● **Parts of the exercise**:
A – In the article on the polar vortex warmup, what low temperature was recorded at Mt. Carroll, Illinois?
B – Return, word for word, the part of the article on the polar vortex warmup that opens with the words containing "On the warmest" and closes with "to 80 degrees.".

--- Text for analysis ---

From experiencing the coldest temperature ever recorded with lows colder than the Antarctic and even Mars, temperatures are expected to swing 40 to 80 degrees Fahrenheit, (up to 27 deg C) upward from the lowest levels amid the polar vortex invasion as the midwestern and northeastern United States are treated to a taste of March to start February.
According to AccuWeather, The warmth is also expected to surge across all of the Midwest, mid-Atlantic and into New England Sunday into early next week.
On the warmest day, highs to around 60 (16 deg C) are anticipated northward to the Interstate 70 corridor from St. Louis to Washington, D.C. Even Philadelphia can flirt with the 60-degree mark.
Highs in the 50s may have residents in Chicago, Detroit, New York City and Boston replacing winter jackets with lighter spring attire.
For Chicago, Minneapolis and other parts of the Midwest that endured the harshest cold of the Arctic outbreak, the upswing in temperatures can be as high as 70 to 80 degrees.
A break from the cold is definitely great news for residents dealing with higher heating costs, frozen pipes and animals and kids cooped up due to concerns over frostbite and hypothermia.
"The sudden warmup could lead to ice jam flooding on some rivers as large chunks of ice break loose and jam the flow of water downstream," according to AccuWeather Meteorologist Bill Deger.
Records have been shattered as the polar vortex unleashed the harshest cold in years on the midwestern United States during the final days of January.
After the polar vortex plunged southward, temperatures plummeted under 20 below zero F from North Dakota to northern Illinois during the morning hours of both Wednesday and Thursday.
The low of 38 below zero recorded at Mt. Carroll, Illinois, is being reviewed by a state climate extremes committee to determine if the Illinois state record low was broken on Thursday morning. The current record is 36 below zero that was set near Congerville on Jan. 5, 1999.

--- Data provided ---

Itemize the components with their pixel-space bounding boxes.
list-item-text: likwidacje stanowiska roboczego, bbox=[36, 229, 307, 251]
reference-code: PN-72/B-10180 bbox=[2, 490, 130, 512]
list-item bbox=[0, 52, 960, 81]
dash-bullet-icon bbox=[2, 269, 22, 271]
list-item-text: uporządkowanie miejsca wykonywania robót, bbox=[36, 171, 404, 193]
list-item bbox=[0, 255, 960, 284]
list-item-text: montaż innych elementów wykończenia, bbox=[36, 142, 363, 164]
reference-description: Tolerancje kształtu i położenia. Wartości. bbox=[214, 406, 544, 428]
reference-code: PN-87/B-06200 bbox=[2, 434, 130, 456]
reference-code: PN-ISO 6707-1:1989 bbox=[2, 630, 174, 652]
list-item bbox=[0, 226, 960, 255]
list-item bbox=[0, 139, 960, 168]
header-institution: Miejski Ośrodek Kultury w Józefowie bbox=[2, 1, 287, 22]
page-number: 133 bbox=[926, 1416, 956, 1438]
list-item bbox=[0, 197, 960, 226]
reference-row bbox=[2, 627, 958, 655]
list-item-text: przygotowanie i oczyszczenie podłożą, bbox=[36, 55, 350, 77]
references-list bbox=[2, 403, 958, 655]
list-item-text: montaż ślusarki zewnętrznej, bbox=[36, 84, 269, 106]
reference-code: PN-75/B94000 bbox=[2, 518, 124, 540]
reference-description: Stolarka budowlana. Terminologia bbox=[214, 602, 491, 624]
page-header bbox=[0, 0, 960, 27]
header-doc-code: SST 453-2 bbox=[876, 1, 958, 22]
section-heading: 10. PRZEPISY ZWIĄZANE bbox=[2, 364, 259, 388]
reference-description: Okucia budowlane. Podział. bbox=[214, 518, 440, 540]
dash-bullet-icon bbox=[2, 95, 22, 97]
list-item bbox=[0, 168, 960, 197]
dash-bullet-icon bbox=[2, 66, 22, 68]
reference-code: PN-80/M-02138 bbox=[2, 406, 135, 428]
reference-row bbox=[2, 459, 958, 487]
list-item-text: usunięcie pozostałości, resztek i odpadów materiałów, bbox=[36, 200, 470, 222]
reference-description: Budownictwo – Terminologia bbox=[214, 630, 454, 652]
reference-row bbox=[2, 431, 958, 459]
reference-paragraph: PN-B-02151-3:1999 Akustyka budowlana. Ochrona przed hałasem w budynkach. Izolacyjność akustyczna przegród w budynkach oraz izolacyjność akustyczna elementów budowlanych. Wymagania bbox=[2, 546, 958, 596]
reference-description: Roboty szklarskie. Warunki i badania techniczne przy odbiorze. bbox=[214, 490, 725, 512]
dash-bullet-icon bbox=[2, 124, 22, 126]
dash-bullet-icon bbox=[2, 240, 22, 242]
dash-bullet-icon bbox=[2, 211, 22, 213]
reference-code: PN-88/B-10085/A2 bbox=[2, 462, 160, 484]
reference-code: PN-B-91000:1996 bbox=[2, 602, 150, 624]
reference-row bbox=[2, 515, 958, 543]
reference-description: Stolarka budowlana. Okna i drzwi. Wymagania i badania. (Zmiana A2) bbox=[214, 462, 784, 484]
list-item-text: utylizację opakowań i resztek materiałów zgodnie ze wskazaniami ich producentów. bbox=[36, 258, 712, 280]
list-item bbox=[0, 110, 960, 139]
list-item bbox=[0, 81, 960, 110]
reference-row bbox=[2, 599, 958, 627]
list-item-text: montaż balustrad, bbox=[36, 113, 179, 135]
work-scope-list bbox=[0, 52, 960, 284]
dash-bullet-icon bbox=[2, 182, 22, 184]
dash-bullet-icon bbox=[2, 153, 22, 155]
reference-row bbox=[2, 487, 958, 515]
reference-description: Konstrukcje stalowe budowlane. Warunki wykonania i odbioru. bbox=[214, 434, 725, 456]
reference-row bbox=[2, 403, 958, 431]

---

● **Completed exercise**:
A – 38 below zero

B –
On the warmest day, highs to around 60 (16 deg C) are anticipated northward to the Interstate 70 corridor from St. Louis to Washington, D.C. Even Philadelphia can flirt with the 60-degree mark.
Highs in the 50s may have residents in Chicago, Detroit, New York City and Boston replacing winter jackets with lighter spring attire.
For Chicago, Minneapolis and other parts of the Midwest that endured the harshest cold of the Arctic outbreak, the upswing in temperatures can be as high as 70 to 80 degrees.